━━━ EXTRACTED INFORMATION

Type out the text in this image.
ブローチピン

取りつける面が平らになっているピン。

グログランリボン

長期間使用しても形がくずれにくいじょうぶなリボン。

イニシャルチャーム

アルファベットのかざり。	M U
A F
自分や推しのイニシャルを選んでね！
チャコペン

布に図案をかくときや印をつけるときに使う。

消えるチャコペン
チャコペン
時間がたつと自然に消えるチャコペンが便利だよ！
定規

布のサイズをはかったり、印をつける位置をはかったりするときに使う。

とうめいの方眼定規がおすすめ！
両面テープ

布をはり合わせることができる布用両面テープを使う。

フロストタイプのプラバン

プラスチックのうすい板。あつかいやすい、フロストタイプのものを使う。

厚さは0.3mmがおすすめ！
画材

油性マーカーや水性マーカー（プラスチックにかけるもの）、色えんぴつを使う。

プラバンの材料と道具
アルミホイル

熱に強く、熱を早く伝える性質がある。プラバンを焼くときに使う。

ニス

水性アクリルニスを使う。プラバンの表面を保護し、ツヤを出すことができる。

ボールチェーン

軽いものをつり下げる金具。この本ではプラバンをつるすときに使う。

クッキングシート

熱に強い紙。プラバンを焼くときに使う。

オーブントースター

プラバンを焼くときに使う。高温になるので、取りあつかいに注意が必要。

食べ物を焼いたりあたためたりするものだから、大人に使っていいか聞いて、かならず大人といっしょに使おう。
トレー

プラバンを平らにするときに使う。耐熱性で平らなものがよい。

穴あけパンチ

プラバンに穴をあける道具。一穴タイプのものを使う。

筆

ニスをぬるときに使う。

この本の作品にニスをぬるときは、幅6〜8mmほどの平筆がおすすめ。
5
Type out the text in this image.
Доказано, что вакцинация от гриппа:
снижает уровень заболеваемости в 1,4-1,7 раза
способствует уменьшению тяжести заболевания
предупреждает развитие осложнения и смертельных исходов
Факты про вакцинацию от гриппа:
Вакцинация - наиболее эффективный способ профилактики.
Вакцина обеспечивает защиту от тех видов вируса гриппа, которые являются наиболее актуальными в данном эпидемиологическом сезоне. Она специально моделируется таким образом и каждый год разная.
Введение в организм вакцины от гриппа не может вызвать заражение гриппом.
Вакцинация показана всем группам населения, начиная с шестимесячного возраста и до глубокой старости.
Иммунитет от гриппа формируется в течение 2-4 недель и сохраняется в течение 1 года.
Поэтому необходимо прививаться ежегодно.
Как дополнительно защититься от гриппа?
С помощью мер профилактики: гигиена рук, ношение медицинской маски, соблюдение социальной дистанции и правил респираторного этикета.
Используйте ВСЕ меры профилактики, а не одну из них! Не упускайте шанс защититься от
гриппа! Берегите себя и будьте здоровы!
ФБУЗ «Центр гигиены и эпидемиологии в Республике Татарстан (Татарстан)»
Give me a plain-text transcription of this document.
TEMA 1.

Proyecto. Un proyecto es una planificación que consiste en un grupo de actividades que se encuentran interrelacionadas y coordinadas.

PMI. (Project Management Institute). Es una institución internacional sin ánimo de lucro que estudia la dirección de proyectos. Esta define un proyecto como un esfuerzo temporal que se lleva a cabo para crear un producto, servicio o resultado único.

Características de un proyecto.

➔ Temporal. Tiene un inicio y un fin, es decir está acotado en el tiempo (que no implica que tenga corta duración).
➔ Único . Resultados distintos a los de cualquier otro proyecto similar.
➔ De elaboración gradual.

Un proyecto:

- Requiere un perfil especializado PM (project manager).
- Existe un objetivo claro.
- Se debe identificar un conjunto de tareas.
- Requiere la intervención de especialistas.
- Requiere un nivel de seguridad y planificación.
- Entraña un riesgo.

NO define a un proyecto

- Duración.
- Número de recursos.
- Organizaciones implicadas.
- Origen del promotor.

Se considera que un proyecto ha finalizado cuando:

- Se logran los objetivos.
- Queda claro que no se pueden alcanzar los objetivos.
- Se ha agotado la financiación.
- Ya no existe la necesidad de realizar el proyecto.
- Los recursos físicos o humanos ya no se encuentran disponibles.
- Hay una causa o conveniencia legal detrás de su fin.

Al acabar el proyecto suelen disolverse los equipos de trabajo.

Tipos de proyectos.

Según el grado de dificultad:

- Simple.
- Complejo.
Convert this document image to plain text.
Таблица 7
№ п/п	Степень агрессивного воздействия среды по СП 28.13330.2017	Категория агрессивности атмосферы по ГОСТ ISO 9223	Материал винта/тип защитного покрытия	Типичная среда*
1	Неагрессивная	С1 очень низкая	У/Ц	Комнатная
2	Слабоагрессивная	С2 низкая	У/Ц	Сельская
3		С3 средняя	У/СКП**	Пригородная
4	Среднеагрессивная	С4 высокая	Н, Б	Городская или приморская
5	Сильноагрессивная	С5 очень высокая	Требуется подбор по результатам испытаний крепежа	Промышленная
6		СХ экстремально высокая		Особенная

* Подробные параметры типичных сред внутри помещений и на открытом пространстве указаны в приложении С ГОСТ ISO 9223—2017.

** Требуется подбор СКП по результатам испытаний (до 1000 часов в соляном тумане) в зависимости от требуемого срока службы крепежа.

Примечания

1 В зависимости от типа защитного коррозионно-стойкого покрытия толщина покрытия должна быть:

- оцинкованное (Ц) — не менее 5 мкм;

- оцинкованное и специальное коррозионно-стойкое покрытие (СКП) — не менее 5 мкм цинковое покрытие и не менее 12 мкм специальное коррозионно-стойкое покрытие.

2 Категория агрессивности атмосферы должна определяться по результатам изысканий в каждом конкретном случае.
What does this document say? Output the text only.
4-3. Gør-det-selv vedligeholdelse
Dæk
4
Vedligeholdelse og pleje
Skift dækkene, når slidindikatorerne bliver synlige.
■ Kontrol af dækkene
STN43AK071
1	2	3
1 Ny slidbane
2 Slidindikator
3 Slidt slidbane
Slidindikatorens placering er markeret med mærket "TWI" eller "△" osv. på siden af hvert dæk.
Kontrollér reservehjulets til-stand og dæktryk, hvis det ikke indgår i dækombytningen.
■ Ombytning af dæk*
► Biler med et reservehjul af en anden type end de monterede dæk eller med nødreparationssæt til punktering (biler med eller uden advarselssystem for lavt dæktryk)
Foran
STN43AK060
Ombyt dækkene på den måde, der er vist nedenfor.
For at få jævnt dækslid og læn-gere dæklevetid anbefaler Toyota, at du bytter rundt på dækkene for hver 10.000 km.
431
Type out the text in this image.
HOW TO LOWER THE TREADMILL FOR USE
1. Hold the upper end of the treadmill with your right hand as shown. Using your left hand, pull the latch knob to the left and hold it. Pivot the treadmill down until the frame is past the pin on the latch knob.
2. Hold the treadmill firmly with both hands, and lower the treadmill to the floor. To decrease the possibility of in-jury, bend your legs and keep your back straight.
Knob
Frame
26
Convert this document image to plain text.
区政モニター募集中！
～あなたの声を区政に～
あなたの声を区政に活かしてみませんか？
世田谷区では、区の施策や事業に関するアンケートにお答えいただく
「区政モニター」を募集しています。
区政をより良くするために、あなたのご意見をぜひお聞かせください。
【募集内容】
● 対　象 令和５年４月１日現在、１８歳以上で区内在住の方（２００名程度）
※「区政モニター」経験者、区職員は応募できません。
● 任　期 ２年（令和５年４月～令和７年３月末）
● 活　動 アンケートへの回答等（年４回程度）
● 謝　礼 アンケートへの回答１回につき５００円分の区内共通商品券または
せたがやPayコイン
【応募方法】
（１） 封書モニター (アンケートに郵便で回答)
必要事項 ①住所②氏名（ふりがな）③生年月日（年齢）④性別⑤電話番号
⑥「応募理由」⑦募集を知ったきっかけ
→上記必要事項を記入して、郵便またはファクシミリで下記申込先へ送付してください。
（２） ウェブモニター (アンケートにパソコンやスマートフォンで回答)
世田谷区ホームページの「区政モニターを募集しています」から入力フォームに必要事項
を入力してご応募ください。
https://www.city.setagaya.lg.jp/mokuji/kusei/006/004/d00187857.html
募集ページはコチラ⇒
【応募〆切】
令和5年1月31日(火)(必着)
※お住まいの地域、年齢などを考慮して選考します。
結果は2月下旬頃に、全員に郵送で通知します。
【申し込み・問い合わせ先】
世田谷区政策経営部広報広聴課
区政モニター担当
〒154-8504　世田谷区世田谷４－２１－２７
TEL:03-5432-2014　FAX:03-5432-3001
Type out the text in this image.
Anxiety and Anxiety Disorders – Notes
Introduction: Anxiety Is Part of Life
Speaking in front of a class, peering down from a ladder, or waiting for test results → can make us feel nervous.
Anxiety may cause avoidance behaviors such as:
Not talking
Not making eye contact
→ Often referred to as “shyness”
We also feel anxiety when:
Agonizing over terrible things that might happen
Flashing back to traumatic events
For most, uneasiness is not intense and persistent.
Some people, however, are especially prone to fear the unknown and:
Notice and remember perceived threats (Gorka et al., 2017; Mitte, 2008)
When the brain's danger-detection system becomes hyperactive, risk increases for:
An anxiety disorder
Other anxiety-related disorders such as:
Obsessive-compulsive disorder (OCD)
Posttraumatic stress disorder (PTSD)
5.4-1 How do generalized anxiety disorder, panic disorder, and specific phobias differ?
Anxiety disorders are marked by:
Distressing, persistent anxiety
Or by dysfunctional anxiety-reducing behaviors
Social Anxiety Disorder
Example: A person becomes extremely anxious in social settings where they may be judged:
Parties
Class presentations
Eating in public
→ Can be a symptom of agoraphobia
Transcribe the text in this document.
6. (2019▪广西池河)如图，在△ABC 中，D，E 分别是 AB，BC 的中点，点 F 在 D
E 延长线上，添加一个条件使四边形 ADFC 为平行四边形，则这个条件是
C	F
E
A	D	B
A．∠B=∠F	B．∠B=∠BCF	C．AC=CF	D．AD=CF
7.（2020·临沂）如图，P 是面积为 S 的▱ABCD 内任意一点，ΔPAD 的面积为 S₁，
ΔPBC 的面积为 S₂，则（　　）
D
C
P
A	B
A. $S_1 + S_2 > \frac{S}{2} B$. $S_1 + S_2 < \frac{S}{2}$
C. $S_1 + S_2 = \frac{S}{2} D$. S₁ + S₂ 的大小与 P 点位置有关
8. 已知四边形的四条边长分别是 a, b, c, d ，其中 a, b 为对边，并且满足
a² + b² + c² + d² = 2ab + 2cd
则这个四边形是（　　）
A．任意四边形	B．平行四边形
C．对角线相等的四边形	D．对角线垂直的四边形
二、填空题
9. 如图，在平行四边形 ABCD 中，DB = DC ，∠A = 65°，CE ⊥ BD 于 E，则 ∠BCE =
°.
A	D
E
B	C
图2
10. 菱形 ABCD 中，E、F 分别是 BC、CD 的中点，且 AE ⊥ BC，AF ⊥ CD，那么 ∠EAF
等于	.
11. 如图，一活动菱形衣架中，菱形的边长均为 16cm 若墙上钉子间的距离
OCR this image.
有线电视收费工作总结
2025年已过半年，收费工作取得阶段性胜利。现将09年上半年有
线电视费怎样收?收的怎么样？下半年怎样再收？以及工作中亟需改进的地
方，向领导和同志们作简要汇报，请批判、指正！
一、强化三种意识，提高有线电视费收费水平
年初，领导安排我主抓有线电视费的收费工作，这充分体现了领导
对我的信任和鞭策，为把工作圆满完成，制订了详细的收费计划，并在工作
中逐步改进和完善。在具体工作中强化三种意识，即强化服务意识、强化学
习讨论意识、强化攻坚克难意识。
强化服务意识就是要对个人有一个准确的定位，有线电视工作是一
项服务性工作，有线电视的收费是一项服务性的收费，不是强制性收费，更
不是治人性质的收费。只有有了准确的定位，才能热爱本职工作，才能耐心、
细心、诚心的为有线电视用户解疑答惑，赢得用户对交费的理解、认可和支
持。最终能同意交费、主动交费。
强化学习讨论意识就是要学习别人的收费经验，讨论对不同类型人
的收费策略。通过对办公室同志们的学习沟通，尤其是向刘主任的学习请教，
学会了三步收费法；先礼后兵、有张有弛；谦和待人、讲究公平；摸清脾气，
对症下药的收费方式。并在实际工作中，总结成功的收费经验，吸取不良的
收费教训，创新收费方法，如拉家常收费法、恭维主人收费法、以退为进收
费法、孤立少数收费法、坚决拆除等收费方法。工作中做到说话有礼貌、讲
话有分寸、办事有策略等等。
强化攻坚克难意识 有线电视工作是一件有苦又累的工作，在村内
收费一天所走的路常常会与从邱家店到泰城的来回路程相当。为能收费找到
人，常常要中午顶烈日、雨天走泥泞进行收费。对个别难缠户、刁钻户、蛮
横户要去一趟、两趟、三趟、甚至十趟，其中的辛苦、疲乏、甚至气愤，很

━━━━━━

Search the lines above for the string "define", then show every one that has it.

PMI. (Project Management Institute). Es una institución internacional sin ánimo de lucro que estudia la dirección de proyectos. Esta define un proyecto como un esfuerzo temporal que se lleva a cabo para crear un producto, servicio o resultado único.
NO define a un proyecto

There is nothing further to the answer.